**What needs to be done**
Take the material and output all of it exactly.

**Available data**
* * * * *

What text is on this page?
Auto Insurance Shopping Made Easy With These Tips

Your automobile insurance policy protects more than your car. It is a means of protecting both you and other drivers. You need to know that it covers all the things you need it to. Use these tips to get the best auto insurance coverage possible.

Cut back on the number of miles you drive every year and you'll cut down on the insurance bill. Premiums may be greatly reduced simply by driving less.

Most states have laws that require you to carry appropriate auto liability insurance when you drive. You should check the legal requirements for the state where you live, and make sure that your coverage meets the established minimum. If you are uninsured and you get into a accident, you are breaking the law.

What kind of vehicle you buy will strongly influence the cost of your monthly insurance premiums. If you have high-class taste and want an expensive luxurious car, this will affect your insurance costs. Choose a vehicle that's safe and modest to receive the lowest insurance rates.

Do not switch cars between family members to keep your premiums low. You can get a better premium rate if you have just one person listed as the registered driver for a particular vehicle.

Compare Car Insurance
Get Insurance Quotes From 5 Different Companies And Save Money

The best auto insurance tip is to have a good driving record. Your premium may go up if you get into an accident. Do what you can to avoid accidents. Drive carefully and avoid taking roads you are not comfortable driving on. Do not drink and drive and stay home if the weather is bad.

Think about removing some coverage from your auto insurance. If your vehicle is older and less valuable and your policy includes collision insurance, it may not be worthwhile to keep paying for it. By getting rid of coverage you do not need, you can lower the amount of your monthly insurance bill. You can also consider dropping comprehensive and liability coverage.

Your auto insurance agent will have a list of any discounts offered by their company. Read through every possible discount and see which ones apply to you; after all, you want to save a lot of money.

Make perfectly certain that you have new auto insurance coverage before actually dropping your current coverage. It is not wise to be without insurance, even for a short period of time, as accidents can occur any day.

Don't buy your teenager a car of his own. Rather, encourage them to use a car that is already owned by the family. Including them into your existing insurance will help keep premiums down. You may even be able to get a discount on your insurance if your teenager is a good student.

* * * * *

**Solution to this exercise**
What text is on this page?
Auto Insurance Shopping Made Easy With These Tips

Your automobile insurance policy protects more than your car. It is a means of protecting both you and other drivers. You need to know that it covers all the things you need it to. Use these tips to get the best auto insurance coverage possible.

Cut back on the number of miles you drive every year and you'll cut down on the insurance bill. Premiums may be greatly reduced simply by driving less.

Most states have laws that require you to carry appropriate auto liability insurance when you drive. You should check the legal requirements for the state where you live, and make sure that your coverage meets the established minimum. If you are uninsured and you get into a accident, you are breaking the law.

What kind of vehicle you buy will strongly influence the cost of your monthly insurance premiums. If you have high-class taste and want an expensive luxurious car, this will affect your insurance costs. Choose a vehicle that's safe and modest to receive the lowest insurance rates.

Do not switch cars between family members to keep your premiums low. You can get a better premium rate if you have just one person listed as the registered driver for a particular vehicle.

Compare Car Insurance
Get Insurance Quotes From 5 Different Companies And Save Money

The best auto insurance tip is to have a good driving record. Your premium may go up if you get into an accident. Do what you can to avoid accidents. Drive carefully and avoid taking roads you are not comfortable driving on. Do not drink and drive and stay home if the weather is bad.

Think about removing some coverage from your auto insurance. If your vehicle is older and less valuable and your policy includes collision insurance, it may not be worthwhile to keep paying for it. By getting rid of coverage you do not need, you can lower the amount of your monthly insurance bill. You can also consider dropping comprehensive and liability coverage.

Your auto insurance agent will have a list of any discounts offered by their company. Read through every possible discount and see which ones apply to you; after all, you want to save a lot of money.

Make perfectly certain that you have new auto insurance coverage before actually dropping your current coverage. It is not wise to be without insurance, even for a short period of time, as accidents can occur any day.

Don't buy your teenager a car of his own. Rather, encourage them to use a car that is already owned by the family. Including them into your existing insurance will help keep premiums down. You may even be able to get a discount on your insurance if your teenager is a good student.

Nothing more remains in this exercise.